> **AIM OF THE EXERCISE**
Look through the material and copy each line holding "très".

═══

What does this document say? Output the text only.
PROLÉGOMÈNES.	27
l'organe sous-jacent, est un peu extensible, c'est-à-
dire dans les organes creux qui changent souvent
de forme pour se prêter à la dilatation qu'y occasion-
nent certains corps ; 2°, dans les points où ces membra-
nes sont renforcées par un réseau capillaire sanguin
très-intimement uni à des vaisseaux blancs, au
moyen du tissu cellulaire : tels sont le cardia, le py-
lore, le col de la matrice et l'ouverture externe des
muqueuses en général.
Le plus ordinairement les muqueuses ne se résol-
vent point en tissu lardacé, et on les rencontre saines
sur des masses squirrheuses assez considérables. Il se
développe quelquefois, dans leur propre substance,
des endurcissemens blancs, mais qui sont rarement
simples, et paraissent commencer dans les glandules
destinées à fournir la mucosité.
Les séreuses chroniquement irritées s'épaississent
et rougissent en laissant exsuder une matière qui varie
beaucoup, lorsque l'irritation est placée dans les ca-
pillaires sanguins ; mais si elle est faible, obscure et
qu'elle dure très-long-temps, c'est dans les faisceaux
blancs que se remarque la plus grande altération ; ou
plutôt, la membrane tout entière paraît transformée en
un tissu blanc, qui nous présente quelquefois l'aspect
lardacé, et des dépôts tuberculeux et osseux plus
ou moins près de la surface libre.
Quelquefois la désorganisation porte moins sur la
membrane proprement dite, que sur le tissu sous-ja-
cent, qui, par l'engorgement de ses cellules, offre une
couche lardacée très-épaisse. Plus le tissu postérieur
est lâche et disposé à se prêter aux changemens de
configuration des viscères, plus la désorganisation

═══

> **WRITTEN REPLY**
très-intimement uni à des vaisseaux blancs, au
qu'elle dure très-long-temps, c'est dans les faisceaux
couche lardacée très-épaisse. Plus le tissu postérieur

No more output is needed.